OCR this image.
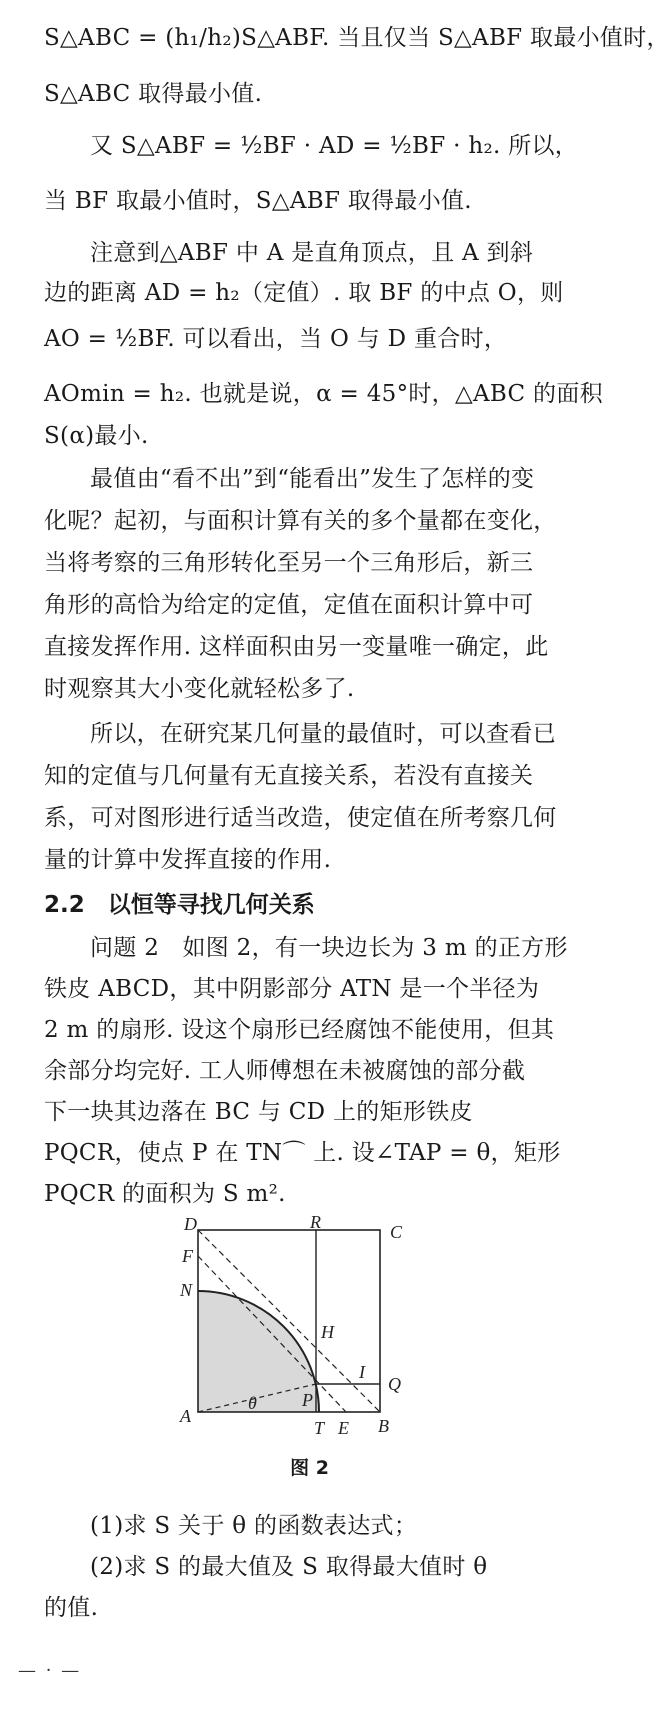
S△ABC = (h₁/h₂)S△ABF. 当且仅当 S△ABF 取最小值时，
S△ABC 取得最小值.
又 S△ABF = ½BF · AD = ½BF · h₂. 所以，
当 BF 取最小值时，S△ABF 取得最小值.
注意到△ABF 中 A 是直角顶点，且 A 到斜
边的距离 AD = h₂（定值）. 取 BF 的中点 O，则
AO = ½BF. 可以看出，当 O 与 D 重合时，
AOmin = h₂. 也就是说，α = 45°时，△ABC 的面积
S(α)最小.
最值由“看不出”到“能看出”发生了怎样的变
化呢？起初，与面积计算有关的多个量都在变化，
当将考察的三角形转化至另一个三角形后，新三
角形的高恰为给定的定值，定值在面积计算中可
直接发挥作用. 这样面积由另一变量唯一确定，此
时观察其大小变化就轻松多了.
所以，在研究某几何量的最值时，可以查看已
知的定值与几何量有无直接关系，若没有直接关
系，可对图形进行适当改造，使定值在所考察几何
量的计算中发挥直接的作用.
2.2　以恒等寻找几何关系
问题 2　如图 2，有一块边长为 3 m 的正方形
铁皮 ABCD，其中阴影部分 ATN 是一个半径为
2 m 的扇形. 设这个扇形已经腐蚀不能使用，但其
余部分均完好. 工人师傅想在未被腐蚀的部分截
下一块其边落在 BC 与 CD 上的矩形铁皮
PQCR，使点 P 在 TN⌒ 上. 设∠TAP = θ，矩形
PQCR 的面积为 S m².
D	R	C
F
N
H
I
Q
θ	P
A
T E B
图 2
(1)求 S 关于 θ 的函数表达式；
(2)求 S 的最大值及 S 取得最大值时 θ
的值.
— · —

> **Exercise objective**
Copy every line of the listing that includes the string "取最小值时".

> **The result**
S△ABC = (h₁/h₂)S△ABF. 当且仅当 S△ABF 取最小值时，
当 BF 取最小值时，S△ABF 取得最小值.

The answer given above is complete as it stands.